_Deine Aufgabe_
Gib alles vom Anfang der Datensätze bis einschließlich der Zeile mit "song-item[interactable]: 罗温《心圆》[Mp3_Lrc] <box>19" als JSON-Liste von Zeichenketten wieder, mit je einem Eintrag pro Zeile und ohne Leerzeilen.

[Layout-Annotationsdaten]
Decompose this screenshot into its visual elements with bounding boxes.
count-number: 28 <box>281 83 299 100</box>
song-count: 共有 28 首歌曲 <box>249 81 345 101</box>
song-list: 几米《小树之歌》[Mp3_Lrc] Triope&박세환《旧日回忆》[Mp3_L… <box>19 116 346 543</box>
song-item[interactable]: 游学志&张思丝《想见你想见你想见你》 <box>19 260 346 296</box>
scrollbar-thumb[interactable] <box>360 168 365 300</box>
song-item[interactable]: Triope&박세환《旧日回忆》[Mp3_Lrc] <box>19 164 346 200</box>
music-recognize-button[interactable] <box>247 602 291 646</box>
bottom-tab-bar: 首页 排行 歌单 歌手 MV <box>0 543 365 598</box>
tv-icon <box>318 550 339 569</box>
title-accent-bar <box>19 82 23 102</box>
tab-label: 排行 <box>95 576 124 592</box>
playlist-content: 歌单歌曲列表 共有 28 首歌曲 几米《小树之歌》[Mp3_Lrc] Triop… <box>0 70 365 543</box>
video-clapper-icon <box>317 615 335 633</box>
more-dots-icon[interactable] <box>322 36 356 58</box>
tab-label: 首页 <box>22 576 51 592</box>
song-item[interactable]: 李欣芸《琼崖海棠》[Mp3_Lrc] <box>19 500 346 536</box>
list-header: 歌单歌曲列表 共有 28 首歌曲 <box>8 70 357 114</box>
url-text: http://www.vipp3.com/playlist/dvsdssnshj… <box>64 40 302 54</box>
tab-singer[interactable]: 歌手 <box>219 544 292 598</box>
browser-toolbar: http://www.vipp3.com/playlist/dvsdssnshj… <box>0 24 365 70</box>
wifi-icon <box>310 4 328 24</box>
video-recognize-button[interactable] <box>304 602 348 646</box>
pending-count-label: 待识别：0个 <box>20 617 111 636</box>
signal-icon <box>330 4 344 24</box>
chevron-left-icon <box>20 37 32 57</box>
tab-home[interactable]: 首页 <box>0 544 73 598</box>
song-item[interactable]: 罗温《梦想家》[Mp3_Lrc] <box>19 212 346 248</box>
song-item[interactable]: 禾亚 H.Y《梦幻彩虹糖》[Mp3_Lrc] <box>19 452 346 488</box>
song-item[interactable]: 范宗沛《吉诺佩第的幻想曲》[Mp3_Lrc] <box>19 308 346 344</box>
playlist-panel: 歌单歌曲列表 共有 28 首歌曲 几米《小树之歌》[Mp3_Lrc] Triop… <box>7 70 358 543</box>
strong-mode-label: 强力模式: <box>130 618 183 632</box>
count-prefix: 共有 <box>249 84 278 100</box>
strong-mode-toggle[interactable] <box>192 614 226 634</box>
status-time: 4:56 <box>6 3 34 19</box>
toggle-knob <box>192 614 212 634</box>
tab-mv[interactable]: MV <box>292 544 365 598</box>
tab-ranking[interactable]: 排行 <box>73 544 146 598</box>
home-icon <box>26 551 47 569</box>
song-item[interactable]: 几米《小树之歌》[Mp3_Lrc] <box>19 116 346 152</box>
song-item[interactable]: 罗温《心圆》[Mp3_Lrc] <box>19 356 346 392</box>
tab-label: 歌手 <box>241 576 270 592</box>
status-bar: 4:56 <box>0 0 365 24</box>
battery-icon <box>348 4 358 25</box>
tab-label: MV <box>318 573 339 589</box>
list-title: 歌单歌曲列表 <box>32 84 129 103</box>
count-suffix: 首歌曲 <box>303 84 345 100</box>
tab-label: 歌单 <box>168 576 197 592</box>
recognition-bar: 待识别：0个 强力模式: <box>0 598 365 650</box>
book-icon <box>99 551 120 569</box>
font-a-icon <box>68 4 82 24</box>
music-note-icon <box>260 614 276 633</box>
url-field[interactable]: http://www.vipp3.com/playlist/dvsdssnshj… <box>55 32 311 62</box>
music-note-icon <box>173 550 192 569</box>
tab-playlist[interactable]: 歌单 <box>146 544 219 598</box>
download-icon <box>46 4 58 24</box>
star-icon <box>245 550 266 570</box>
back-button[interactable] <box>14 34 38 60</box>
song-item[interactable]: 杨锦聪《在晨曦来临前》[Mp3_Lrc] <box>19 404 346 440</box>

_Richtige Antwort_
[
  "Decompose this screenshot into its visual elements with bounding boxes.",
  "count-number: 28 <box>281 83 299 100</box>",
  "song-count: 共有 28 首歌曲 <box>249 81 345 101</box>",
  "song-list: 几米《小树之歌》[Mp3_Lrc] Triope&박세환《旧日回忆》[Mp3_L… <box>19 116 346 543</box>",
  "song-item[interactable]: 游学志&张思丝《想见你想见你想见你》 <box>19 260 346 296</box>",
  "scrollbar-thumb[interactable] <box>360 168 365 300</box>",
  "song-item[interactable]: Triope&박세환《旧日回忆》[Mp3_Lrc] <box>19 164 346 200</box>",
  "music-recognize-button[interactable] <box>247 602 291 646</box>",
  "bottom-tab-bar: 首页 排行 歌单 歌手 MV <box>0 543 365 598</box>",
  "tv-icon <box>318 550 339 569</box>",
  "title-accent-bar <box>19 82 23 102</box>",
  "tab-label: 排行 <box>95 576 124 592</box>",
  "playlist-content: 歌单歌曲列表 共有 28 首歌曲 几米《小树之歌》[Mp3_Lrc] Triop… <box>0 70 365 543</box>",
  "video-clapper-icon <box>317 615 335 633</box>",
  "more-dots-icon[interactable] <box>322 36 356 58</box>",
  "tab-label: 首页 <box>22 576 51 592</box>",
  "song-item[interactable]: 李欣芸《琼崖海棠》[Mp3_Lrc] <box>19 500 346 536</box>",
  "list-header: 歌单歌曲列表 共有 28 首歌曲 <box>8 70 357 114</box>",
  "url-text: http://www.vipp3.com/playlist/dvsdssnshj… <box>64 40 302 54</box>",
  "tab-singer[interactable]: 歌手 <box>219 544 292 598</box>",
  "browser-toolbar: http://www.vipp3.com/playlist/dvsdssnshj… <box>0 24 365 70</box>",
  "wifi-icon <box>310 4 328 24</box>",
  "video-recognize-button[interactable] <box>304 602 348 646</box>",
  "pending-count-label: 待识别：0个 <box>20 617 111 636</box>",
  "signal-icon <box>330 4 344 24</box>",
  "chevron-left-icon <box>20 37 32 57</box>",
  "tab-home[interactable]: 首页 <box>0 544 73 598</box>",
  "song-item[interactable]: 罗温《梦想家》[Mp3_Lrc] <box>19 212 346 248</box>",
  "song-item[interactable]: 禾亚 H.Y《梦幻彩虹糖》[Mp3_Lrc] <box>19 452 346 488</box>",
  "song-item[interactable]: 范宗沛《吉诺佩第的幻想曲》[Mp3_Lrc] <box>19 308 346 344</box>",
  "playlist-panel: 歌单歌曲列表 共有 28 首歌曲 几米《小树之歌》[Mp3_Lrc] Triop… <box>7 70 358 543</box>",
  "strong-mode-label: 强力模式: <box>130 618 183 632</box>",
  "count-prefix: 共有 <box>249 84 278 100</box>",
  "strong-mode-toggle[interactable] <box>192 614 226 634</box>",
  "status-time: 4:56 <box>6 3 34 19</box>",
  "toggle-knob <box>192 614 212 634</box>",
  "tab-mv[interactable]: MV <box>292 544 365 598</box>",
  "tab-ranking[interactable]: 排行 <box>73 544 146 598</box>",
  "home-icon <box>26 551 47 569</box>",
  "song-item[interactable]: 几米《小树之歌》[Mp3_Lrc] <box>19 116 346 152</box>",
  "song-item[interactable]: 罗温《心圆》[Mp3_Lrc] <box>19 356 346 392</box>"
]